BRIEF
Write out all of the lines below, exactly and completely.
──────────
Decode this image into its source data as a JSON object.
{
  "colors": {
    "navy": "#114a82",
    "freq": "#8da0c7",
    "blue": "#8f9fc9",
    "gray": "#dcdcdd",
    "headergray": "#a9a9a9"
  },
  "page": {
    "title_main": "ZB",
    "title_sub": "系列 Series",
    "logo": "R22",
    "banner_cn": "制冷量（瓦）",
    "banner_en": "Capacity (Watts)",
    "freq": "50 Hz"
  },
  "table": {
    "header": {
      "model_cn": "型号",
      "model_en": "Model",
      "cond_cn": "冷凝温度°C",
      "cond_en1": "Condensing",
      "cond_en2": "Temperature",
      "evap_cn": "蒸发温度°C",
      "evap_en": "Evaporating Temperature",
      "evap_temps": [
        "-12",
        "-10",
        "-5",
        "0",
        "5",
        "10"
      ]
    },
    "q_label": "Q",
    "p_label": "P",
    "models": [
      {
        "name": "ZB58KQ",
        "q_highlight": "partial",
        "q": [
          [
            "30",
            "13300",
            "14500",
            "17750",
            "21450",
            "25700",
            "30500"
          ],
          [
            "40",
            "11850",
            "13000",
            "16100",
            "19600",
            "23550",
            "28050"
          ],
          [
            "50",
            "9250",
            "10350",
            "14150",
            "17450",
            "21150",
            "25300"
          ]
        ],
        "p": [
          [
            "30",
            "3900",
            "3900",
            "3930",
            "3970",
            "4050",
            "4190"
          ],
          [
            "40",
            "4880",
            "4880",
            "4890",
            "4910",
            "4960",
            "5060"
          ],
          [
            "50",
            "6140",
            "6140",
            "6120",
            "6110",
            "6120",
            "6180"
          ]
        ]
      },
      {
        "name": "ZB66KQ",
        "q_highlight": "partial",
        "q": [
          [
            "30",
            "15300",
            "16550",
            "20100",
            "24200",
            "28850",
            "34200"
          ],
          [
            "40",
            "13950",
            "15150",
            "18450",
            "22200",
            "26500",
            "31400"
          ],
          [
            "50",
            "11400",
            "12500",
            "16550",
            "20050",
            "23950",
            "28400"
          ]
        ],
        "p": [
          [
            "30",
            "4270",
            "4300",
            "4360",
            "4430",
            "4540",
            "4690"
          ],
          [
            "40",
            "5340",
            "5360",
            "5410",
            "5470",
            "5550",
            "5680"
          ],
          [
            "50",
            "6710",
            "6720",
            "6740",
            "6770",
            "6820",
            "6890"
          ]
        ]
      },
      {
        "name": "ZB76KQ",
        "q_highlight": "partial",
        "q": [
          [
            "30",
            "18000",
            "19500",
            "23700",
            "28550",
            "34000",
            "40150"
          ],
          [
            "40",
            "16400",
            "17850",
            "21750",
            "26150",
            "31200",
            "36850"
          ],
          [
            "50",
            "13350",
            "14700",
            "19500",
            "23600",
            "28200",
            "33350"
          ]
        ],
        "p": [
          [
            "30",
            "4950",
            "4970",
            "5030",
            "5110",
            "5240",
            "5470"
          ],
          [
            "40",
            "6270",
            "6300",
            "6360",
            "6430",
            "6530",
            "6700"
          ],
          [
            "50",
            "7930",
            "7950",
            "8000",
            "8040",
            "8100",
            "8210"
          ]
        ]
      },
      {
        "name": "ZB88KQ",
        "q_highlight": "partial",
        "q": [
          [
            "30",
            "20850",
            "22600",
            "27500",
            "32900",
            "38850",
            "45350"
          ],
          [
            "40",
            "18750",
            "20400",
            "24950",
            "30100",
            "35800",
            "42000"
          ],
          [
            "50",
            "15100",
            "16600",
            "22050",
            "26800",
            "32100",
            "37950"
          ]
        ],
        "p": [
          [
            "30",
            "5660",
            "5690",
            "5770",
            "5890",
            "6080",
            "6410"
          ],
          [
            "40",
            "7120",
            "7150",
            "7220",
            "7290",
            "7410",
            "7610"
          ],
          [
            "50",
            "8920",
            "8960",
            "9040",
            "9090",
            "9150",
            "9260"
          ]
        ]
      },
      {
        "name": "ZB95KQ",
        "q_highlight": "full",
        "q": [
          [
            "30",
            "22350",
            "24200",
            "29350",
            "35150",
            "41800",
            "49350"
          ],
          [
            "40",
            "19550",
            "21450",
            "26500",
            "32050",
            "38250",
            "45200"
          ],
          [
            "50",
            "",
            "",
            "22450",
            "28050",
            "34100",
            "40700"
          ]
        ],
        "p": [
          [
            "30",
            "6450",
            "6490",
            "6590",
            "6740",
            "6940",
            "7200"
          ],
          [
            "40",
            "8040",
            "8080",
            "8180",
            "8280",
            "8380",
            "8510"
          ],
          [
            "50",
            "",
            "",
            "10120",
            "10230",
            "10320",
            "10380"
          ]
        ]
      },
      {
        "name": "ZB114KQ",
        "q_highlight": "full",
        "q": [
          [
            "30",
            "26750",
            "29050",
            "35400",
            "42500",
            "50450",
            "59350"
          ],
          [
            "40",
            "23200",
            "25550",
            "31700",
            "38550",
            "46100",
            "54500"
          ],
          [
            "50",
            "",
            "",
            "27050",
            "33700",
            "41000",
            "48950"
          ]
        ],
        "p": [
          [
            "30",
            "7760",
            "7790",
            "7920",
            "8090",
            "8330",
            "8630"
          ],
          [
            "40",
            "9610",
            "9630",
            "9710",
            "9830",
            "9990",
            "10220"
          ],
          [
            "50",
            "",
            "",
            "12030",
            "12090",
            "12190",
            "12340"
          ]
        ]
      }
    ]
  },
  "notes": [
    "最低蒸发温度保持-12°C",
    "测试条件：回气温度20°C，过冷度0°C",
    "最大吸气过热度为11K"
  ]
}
──────────
OUTPUT OF THE EXERCISE
Decode this image into its source data as a JSON object.
{
  "colors": {
    "navy": "#114a82",
    "freq": "#8da0c7",
    "blue": "#8f9fc9",
    "gray": "#dcdcdd",
    "headergray": "#a9a9a9"
  },
  "page": {
    "title_main": "ZB",
    "title_sub": "系列 Series",
    "logo": "R22",
    "banner_cn": "制冷量（瓦）",
    "banner_en": "Capacity (Watts)",
    "freq": "50 Hz"
  },
  "table": {
    "header": {
      "model_cn": "型号",
      "model_en": "Model",
      "cond_cn": "冷凝温度°C",
      "cond_en1": "Condensing",
      "cond_en2": "Temperature",
      "evap_cn": "蒸发温度°C",
      "evap_en": "Evaporating Temperature",
      "evap_temps": [
        "-12",
        "-10",
        "-5",
        "0",
        "5",
        "10"
      ]
    },
    "q_label": "Q",
    "p_label": "P",
    "models": [
      {
        "name": "ZB58KQ",
        "q_highlight": "partial",
        "q": [
          [
            "30",
            "13300",
            "14500",
            "17750",
            "21450",
            "25700",
            "30500"
          ],
          [
            "40",
            "11850",
            "13000",
            "16100",
            "19600",
            "23550",
            "28050"
          ],
          [
            "50",
            "9250",
            "10350",
            "14150",
            "17450",
            "21150",
            "25300"
          ]
        ],
        "p": [
          [
            "30",
            "3900",
            "3900",
            "3930",
            "3970",
            "4050",
            "4190"
          ],
          [
            "40",
            "4880",
            "4880",
            "4890",
            "4910",
            "4960",
            "5060"
          ],
          [
            "50",
            "6140",
            "6140",
            "6120",
            "6110",
            "6120",
            "6180"
          ]
        ]
      },
      {
        "name": "ZB66KQ",
        "q_highlight": "partial",
        "q": [
          [
            "30",
            "15300",
            "16550",
            "20100",
            "24200",
            "28850",
            "34200"
          ],
          [
            "40",
            "13950",
            "15150",
            "18450",
            "22200",
            "26500",
            "31400"
          ],
          [
            "50",
            "11400",
            "12500",
            "16550",
            "20050",
            "23950",
            "28400"
          ]
        ],
        "p": [
          [
            "30",
            "4270",
            "4300",
            "4360",
            "4430",
            "4540",
            "4690"
          ],
          [
            "40",
            "5340",
            "5360",
            "5410",
            "5470",
            "5550",
            "5680"
          ],
          [
            "50",
            "6710",
            "6720",
            "6740",
            "6770",
            "6820",
            "6890"
          ]
        ]
      },
      {
        "name": "ZB76KQ",
        "q_highlight": "partial",
        "q": [
          [
            "30",
            "18000",
            "19500",
            "23700",
            "28550",
            "34000",
            "40150"
          ],
          [
            "40",
            "16400",
            "17850",
            "21750",
            "26150",
            "31200",
            "36850"
          ],
          [
            "50",
            "13350",
            "14700",
            "19500",
            "23600",
            "28200",
            "33350"
          ]
        ],
        "p": [
          [
            "30",
            "4950",
            "4970",
            "5030",
            "5110",
            "5240",
            "5470"
          ],
          [
            "40",
            "6270",
            "6300",
            "6360",
            "6430",
            "6530",
            "6700"
          ],
          [
            "50",
            "7930",
            "7950",
            "8000",
            "8040",
            "8100",
            "8210"
          ]
        ]
      },
      {
        "name": "ZB88KQ",
        "q_highlight": "partial",
        "q": [
          [
            "30",
            "20850",
            "22600",
            "27500",
            "32900",
            "38850",
            "45350"
          ],
          [
            "40",
            "18750",
            "20400",
            "24950",
            "30100",
            "35800",
            "42000"
          ],
          [
            "50",
            "15100",
            "16600",
            "22050",
            "26800",
            "32100",
            "37950"
          ]
        ],
        "p": [
          [
            "30",
            "5660",
            "5690",
            "5770",
            "5890",
            "6080",
            "6410"
          ],
          [
            "40",
            "7120",
            "7150",
            "7220",
            "7290",
            "7410",
            "7610"
          ],
          [
            "50",
            "8920",
            "8960",
            "9040",
            "9090",
            "9150",
            "9260"
          ]
        ]
      },
      {
        "name": "ZB95KQ",
        "q_highlight": "full",
        "q": [
          [
            "30",
            "22350",
            "24200",
            "29350",
            "35150",
            "41800",
            "49350"
          ],
          [
            "40",
            "19550",
            "21450",
            "26500",
            "32050",
            "38250",
            "45200"
          ],
          [
            "50",
            "",
            "",
            "22450",
            "28050",
            "34100",
            "40700"
          ]
        ],
        "p": [
          [
            "30",
            "6450",
            "6490",
            "6590",
            "6740",
            "6940",
            "7200"
          ],
          [
            "40",
            "8040",
            "8080",
            "8180",
            "8280",
            "8380",
            "8510"
          ],
          [
            "50",
            "",
            "",
            "10120",
            "10230",
            "10320",
            "10380"
          ]
        ]
      },
      {
        "name": "ZB114KQ",
        "q_highlight": "full",
        "q": [
          [
            "30",
            "26750",
            "29050",
            "35400",
            "42500",
            "50450",
            "59350"
          ],
          [
            "40",
            "23200",
            "25550",
            "31700",
            "38550",
            "46100",
            "54500"
          ],
          [
            "50",
            "",
            "",
            "27050",
            "33700",
            "41000",
            "48950"
          ]
        ],
        "p": [
          [
            "30",
            "7760",
            "7790",
            "7920",
            "8090",
            "8330",
            "8630"
          ],
          [
            "40",
            "9610",
            "9630",
            "9710",
            "9830",
            "9990",
            "10220"
          ],
          [
            "50",
            "",
            "",
            "12030",
            "12090",
            "12190",
            "12340"
          ]
        ]
      }
    ]
  },
  "notes": [
    "最低蒸发温度保持-12°C",
    "测试条件：回气温度20°C，过冷度0°C",
    "最大吸气过热度为11K"
  ]
}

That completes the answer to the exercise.